• _STATED PROBLEM_
Check each line for the string "Mortons". Give only the count of lines that have it.

• _Dataset items_
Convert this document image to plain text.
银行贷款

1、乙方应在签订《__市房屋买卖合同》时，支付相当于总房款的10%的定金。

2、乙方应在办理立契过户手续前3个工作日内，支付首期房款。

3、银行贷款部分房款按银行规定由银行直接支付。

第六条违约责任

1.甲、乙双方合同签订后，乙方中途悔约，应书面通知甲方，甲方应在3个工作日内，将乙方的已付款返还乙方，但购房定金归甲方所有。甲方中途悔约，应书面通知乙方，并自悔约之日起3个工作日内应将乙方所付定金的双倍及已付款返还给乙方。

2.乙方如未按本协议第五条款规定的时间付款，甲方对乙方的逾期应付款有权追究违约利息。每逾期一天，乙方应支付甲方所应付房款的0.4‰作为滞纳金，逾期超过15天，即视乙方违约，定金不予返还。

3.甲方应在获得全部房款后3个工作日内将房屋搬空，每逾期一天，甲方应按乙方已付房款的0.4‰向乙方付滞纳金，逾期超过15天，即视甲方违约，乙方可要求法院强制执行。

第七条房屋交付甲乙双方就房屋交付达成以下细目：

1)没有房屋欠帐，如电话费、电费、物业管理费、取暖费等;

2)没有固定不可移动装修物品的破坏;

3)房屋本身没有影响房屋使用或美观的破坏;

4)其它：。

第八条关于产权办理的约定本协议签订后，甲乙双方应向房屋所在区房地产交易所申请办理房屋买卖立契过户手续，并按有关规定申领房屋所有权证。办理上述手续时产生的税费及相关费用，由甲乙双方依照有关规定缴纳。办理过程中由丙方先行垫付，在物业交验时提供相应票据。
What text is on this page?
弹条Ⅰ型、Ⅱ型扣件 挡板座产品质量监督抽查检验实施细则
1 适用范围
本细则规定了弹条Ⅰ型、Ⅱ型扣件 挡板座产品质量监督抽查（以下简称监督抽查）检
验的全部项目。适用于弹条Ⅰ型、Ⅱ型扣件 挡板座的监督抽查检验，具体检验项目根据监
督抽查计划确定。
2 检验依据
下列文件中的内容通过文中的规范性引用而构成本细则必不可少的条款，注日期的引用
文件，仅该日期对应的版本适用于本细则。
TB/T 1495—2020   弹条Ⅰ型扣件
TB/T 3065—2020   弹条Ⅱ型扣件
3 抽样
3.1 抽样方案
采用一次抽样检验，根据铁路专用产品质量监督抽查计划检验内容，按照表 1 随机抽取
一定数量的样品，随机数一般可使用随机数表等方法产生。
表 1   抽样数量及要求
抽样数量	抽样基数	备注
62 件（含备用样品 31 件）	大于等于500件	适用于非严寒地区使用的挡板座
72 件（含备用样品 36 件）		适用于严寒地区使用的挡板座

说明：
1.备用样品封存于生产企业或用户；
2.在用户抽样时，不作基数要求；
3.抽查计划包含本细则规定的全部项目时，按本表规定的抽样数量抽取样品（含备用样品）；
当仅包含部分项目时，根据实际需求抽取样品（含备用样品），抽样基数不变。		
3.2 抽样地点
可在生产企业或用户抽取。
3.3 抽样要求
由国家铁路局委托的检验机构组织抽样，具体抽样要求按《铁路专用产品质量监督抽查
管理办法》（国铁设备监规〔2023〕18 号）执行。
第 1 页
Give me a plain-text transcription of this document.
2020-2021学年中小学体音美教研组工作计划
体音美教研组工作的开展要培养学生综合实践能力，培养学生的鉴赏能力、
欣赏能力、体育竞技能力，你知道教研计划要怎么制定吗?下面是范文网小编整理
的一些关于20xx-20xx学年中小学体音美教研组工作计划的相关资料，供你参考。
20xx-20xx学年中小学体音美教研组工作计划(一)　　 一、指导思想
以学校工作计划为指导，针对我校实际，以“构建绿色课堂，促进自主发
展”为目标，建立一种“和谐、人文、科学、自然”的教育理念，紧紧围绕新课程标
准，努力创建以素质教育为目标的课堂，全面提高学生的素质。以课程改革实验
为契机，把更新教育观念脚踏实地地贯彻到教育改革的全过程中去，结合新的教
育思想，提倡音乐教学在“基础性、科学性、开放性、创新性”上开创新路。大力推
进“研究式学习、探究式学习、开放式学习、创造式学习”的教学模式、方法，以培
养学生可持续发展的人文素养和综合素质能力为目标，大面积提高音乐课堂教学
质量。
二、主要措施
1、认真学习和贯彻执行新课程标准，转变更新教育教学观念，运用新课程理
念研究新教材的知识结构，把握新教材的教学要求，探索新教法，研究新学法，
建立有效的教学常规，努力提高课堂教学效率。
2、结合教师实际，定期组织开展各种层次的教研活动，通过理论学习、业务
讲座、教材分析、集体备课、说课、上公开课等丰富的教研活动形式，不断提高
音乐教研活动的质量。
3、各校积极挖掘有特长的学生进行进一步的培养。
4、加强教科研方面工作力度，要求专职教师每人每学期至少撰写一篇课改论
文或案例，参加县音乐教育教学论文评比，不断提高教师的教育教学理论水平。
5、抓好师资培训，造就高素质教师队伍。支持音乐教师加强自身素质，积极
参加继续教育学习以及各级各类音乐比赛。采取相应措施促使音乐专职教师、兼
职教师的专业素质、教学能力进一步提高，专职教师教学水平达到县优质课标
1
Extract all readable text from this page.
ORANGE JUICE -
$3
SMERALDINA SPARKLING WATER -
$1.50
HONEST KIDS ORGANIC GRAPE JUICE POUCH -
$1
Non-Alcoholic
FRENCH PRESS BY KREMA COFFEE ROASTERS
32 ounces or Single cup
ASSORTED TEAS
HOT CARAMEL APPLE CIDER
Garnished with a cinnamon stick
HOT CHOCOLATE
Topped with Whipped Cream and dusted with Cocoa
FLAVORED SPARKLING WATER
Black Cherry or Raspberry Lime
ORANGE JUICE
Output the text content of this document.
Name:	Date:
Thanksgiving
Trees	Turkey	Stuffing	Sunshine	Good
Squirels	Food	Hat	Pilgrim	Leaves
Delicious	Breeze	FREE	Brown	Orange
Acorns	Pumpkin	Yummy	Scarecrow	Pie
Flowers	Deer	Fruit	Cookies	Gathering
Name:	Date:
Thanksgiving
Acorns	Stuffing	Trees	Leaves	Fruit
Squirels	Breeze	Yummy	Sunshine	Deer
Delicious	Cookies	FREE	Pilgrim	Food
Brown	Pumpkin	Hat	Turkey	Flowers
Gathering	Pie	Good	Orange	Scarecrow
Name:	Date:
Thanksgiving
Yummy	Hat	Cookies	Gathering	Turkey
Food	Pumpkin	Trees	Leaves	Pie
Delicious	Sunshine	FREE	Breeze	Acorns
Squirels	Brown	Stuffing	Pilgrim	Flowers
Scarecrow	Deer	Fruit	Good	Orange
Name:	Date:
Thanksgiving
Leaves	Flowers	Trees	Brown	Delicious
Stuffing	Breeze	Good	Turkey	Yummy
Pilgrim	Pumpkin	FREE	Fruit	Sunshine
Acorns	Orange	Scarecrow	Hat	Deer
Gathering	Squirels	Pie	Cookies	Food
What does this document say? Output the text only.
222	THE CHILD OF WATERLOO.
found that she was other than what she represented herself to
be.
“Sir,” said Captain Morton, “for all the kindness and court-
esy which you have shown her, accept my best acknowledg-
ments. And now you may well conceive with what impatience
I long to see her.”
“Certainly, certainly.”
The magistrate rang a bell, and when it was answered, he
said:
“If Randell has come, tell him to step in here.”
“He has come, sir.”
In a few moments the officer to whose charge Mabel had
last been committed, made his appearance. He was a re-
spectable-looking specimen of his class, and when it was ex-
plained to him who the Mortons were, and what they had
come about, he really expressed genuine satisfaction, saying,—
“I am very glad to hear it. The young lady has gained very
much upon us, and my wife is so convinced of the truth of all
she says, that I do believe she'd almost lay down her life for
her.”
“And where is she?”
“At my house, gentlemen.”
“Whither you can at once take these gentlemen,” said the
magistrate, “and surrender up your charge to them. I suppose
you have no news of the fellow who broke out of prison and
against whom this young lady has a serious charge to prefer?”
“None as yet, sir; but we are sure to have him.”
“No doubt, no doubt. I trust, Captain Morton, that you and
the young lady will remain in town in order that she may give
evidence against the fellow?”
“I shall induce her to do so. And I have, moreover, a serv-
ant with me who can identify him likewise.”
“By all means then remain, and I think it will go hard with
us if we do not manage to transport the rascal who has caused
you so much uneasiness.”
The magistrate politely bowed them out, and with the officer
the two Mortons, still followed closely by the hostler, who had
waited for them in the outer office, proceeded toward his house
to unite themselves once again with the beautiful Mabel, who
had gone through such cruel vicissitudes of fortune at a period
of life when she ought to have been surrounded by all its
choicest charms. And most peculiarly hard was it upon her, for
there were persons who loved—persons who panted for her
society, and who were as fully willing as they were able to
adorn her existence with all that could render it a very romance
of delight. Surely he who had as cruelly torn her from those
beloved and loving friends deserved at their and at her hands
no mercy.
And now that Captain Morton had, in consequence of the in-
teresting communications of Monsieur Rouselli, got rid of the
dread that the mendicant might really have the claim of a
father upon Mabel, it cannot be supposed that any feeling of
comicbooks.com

• _TASK ANSWER_
2